[Data records]
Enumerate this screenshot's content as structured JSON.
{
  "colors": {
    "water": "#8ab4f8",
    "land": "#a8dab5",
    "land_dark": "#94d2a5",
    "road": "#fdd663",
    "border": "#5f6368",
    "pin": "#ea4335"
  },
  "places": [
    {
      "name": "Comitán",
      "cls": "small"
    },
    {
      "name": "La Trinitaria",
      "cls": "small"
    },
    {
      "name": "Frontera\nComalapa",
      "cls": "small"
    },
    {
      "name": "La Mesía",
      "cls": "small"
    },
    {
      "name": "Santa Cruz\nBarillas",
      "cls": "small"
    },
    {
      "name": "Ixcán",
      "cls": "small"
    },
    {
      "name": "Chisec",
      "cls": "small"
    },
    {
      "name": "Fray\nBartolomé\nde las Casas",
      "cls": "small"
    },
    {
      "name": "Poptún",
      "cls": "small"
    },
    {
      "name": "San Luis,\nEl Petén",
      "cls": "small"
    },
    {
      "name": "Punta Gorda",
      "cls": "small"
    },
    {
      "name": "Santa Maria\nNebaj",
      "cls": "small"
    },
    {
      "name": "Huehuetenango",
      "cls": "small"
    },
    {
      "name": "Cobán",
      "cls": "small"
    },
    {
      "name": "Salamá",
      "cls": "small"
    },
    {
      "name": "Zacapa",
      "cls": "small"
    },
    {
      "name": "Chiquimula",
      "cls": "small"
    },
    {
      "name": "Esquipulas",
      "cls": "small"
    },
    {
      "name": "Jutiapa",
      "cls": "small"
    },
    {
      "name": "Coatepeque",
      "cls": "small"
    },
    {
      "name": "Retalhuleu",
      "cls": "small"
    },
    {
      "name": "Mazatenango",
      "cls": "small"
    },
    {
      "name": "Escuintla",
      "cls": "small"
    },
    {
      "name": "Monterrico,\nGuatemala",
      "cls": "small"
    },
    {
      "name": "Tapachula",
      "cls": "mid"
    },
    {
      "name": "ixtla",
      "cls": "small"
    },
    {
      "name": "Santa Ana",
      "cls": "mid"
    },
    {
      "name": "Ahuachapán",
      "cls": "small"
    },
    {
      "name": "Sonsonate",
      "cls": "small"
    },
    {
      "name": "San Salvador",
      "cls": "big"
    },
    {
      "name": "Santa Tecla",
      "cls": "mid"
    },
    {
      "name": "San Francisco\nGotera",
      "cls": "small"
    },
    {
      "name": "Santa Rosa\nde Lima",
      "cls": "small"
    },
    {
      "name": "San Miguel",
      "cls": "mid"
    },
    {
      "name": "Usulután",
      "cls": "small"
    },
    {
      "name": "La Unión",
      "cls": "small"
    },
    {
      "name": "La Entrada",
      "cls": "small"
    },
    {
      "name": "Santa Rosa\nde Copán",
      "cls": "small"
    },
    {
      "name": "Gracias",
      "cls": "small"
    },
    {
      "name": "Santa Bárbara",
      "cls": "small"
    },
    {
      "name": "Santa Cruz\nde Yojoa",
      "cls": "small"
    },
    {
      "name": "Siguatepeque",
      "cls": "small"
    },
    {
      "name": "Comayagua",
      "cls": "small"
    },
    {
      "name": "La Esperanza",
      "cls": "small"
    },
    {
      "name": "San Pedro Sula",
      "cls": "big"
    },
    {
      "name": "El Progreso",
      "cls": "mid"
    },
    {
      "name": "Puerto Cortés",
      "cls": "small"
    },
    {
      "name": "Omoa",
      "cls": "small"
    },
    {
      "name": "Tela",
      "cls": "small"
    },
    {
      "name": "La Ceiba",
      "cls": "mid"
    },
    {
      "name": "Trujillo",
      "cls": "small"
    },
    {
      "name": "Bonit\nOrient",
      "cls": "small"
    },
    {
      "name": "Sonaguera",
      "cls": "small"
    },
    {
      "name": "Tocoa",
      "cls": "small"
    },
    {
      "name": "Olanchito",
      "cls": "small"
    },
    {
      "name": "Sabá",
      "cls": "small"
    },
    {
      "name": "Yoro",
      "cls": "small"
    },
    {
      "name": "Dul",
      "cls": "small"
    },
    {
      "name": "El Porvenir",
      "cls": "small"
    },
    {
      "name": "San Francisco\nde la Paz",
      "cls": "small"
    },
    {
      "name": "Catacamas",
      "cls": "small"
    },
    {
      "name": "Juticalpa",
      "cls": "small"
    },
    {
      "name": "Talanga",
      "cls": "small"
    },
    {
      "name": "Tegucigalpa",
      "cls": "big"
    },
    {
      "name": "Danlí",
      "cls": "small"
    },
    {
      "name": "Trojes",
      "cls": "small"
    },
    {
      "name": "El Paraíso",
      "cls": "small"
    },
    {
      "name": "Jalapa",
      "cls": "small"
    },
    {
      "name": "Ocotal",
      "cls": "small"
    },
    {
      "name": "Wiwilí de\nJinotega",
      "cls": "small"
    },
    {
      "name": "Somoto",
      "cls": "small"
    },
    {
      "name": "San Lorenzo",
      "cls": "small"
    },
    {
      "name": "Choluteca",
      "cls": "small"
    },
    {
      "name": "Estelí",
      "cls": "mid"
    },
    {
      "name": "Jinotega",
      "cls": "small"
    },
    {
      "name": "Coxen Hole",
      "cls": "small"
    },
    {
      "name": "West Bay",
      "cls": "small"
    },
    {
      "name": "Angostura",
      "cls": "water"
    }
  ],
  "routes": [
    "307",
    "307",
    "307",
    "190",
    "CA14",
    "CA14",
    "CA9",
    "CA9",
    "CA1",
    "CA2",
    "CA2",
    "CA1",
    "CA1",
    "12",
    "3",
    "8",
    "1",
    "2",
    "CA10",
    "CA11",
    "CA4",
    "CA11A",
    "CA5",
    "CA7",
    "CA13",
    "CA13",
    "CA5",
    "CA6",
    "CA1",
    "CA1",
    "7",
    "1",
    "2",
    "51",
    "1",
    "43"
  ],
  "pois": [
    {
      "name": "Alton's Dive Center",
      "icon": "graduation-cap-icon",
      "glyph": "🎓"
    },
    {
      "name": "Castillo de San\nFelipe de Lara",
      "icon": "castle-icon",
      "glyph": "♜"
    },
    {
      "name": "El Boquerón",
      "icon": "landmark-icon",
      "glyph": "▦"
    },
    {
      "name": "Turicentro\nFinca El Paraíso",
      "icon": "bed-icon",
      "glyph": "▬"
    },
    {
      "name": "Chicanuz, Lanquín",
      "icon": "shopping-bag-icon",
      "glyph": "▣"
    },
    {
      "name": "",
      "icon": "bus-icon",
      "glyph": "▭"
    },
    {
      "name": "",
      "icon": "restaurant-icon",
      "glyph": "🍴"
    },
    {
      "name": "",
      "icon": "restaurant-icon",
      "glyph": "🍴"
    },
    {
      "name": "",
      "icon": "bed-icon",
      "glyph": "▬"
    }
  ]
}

TASK DETAILS
From the listing, copy every line where the string "Francisco" appears.

SOLUTION TO THIS TASK
      "name": "San Francisco\nGotera",
      "name": "San Francisco\nde la Paz",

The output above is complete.